* [Page]:
This guest post is from Sue Waterbury, vice-president of DRG.
You're looking for grants. Why should you read on?
A strong relationship with your CFO is important because:
- Foundations will want to know if you have the infrastructure to be able to report accurately on the grants.
- They will want detailed information about what the money is being used for, which requires coordination with program and finance.
- Understanding the financial health of your organization will allow funders to evaluate if you are capable of meeting your programming or operational goals.
Funders are concerned about how nonprofits look at risk, cash flow and debt ratios. The stronger your partnership and communication are with the head of finance, the more honest you can be with the funder about your organization’s needs, which will help you gain foundation support.
The skill set that is necessary to be an efficient nonprofit chief financial officer (CFO) has broadened in response to the changing landscape of the nonprofit sector. A CFO that is merely equipped to manage your organization’s finances isn’t enough to stimulate impact and growth. The CFO’s ability to convey messages about the organization’s financial health plays a central role in its success.
Whether your nonprofit seeks a strategic CFO to lead it through its next period of advancement or help tackle its financial setbacks, one of the most valuable qualities your new CFO can possess in today’s collaborative nonprofit environment, is an aptitude for communicating the health of your organization that transcends numerical data. The CFO is not just your organization’s financial advisor. He or she is also your internal spokesperson.
Connecting staff through financial data
Since financial data can be daunting to members of your executive staff who are not knowledgeable in finance or accounting, it’s important to bring aboard a CFO who is able to translate your organization’s metrics with language that is clear and not heavily drenched in technical jargon. This ensures that everyone on your team is on the same page about the goals of the organization and what is achieved based on the numbers.
The CFO, though not typically thought of as a “unifier,” is working across the organization and interacting with various professionals on your staff, from programming directors to fundraisers. Through a constructive partnership with the CFO, the CEO or executive director of your nonprofit can effectively deliver the organization’s story, mission and work to key stakeholders. Development leaders can also benefit from a strong relationship with the CFO.
Insights about an organization’s financial prospects can help development staff cultivate a fundraising strategy that aligns with its specific needs. Fundraising professionals are also able discuss the needs of the organization to donors more amply through positive exchanges with the CFO, which might in turn give donors further confidence in the organization’s ability to achieve its mission and goals.

* [Dataset extract]:
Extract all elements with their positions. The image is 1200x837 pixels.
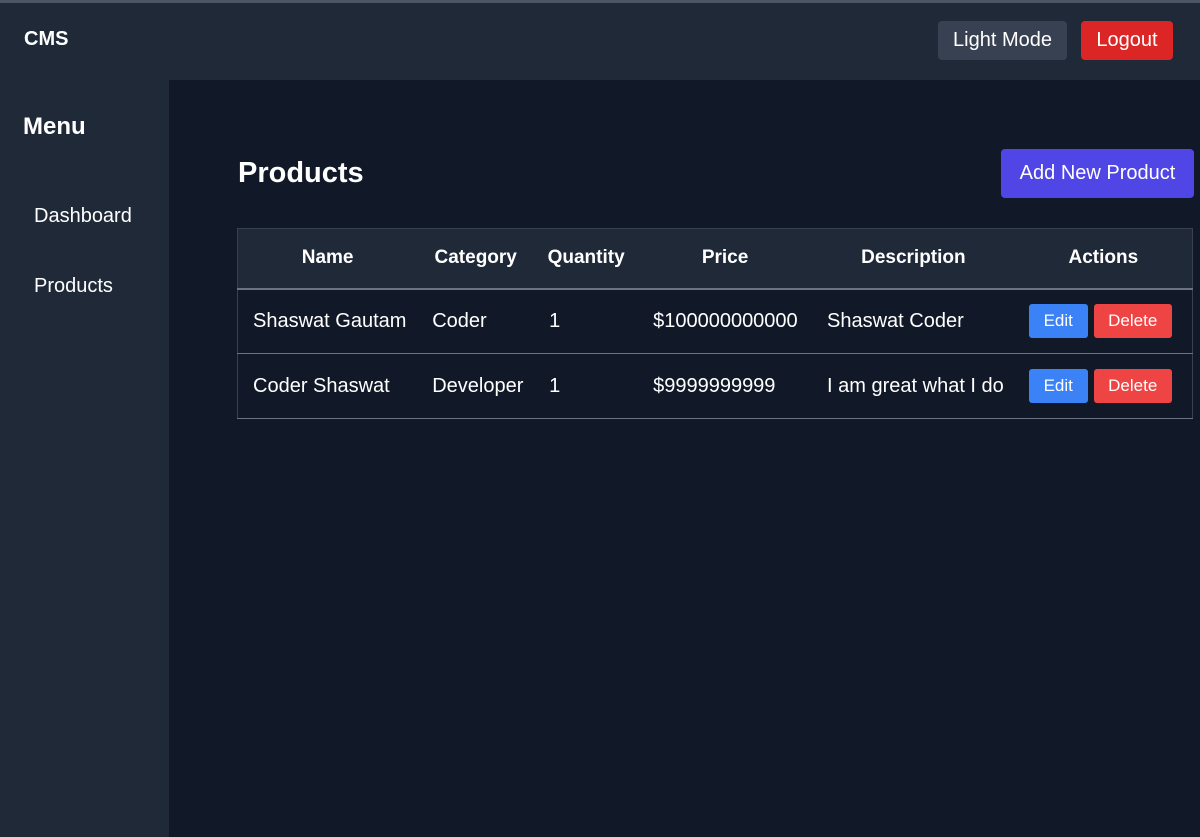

* [Required work]: Repeat the part of the guest post on nonprofit CFOs from "A strong relationship with your" up to and including "on the grants.". The listing has no connection to the guest post on nonprofit CFOs.

* [Result]:
A strong relationship with your CFO is important because:
- Foundations will want to know if you have the infrastructure to be able to report accurately on the grants.